Return all lines that include the string "annotation".

------------------------------

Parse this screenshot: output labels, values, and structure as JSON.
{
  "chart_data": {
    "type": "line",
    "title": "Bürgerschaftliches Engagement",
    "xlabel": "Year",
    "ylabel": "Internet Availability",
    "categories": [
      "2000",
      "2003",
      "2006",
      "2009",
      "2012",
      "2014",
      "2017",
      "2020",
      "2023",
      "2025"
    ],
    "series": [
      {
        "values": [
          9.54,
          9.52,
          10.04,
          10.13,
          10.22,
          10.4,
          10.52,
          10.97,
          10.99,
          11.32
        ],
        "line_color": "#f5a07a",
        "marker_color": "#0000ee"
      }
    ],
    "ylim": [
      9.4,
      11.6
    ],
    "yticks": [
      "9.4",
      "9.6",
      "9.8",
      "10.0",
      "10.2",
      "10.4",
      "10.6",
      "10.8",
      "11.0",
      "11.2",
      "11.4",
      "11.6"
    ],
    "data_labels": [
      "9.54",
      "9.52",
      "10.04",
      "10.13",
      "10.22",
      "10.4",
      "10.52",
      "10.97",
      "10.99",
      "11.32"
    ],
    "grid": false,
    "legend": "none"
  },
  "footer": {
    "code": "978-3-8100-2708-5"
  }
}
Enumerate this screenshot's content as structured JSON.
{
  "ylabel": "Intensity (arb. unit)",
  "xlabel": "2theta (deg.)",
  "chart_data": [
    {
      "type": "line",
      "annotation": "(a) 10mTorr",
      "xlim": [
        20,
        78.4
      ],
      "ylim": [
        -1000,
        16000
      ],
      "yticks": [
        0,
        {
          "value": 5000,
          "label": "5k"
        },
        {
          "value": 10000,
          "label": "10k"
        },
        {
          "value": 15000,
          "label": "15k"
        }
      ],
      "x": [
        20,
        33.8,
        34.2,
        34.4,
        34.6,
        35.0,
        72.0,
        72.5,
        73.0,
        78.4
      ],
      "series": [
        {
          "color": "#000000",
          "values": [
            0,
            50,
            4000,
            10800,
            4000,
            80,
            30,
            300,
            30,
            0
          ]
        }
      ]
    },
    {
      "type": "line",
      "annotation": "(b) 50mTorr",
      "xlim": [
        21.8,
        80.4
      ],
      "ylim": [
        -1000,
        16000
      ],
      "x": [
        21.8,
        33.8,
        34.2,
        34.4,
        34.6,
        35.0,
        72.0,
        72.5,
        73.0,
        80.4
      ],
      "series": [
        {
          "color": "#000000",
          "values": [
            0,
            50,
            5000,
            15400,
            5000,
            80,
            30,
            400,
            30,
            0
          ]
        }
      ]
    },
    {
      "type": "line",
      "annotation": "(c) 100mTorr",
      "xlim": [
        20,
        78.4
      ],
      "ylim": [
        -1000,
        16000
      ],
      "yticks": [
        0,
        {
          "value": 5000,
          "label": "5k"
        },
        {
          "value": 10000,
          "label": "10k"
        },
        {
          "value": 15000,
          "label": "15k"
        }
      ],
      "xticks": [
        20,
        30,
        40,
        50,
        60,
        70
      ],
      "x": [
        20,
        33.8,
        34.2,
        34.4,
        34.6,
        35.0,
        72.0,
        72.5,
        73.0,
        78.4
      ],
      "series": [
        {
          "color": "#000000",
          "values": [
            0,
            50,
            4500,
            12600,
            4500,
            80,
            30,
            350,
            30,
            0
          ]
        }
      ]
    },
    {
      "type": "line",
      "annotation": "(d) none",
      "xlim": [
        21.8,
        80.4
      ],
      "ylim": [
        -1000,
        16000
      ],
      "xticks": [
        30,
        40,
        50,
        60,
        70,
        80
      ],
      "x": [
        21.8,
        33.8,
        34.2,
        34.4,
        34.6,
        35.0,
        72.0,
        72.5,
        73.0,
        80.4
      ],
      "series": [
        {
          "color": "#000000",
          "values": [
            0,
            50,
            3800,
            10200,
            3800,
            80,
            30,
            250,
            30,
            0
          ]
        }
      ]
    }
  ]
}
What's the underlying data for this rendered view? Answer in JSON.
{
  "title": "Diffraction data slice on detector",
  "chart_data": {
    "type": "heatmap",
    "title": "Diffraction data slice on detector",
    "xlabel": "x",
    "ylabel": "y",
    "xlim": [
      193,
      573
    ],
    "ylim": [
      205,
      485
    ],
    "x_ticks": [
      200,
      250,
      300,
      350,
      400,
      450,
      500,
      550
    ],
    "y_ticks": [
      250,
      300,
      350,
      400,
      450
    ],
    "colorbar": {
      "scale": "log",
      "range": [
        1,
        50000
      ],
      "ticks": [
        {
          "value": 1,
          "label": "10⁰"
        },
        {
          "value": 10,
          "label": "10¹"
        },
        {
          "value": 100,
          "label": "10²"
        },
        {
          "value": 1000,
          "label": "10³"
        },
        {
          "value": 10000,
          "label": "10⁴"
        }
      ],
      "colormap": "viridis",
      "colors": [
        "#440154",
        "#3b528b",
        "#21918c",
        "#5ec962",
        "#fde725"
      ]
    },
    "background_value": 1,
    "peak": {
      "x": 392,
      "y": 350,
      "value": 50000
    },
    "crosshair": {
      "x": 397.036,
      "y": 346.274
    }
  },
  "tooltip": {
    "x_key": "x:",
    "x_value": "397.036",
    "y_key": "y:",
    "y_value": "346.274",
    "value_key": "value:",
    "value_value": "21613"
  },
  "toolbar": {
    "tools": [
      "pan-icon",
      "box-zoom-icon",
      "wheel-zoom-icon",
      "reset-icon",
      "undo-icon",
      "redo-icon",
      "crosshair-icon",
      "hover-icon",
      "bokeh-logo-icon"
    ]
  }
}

------------------------------

*Response below*.
      "annotation": "(a) 10mTorr",
      "annotation": "(b) 50mTorr",
      "annotation": "(c) 100mTorr",
      "annotation": "(d) none",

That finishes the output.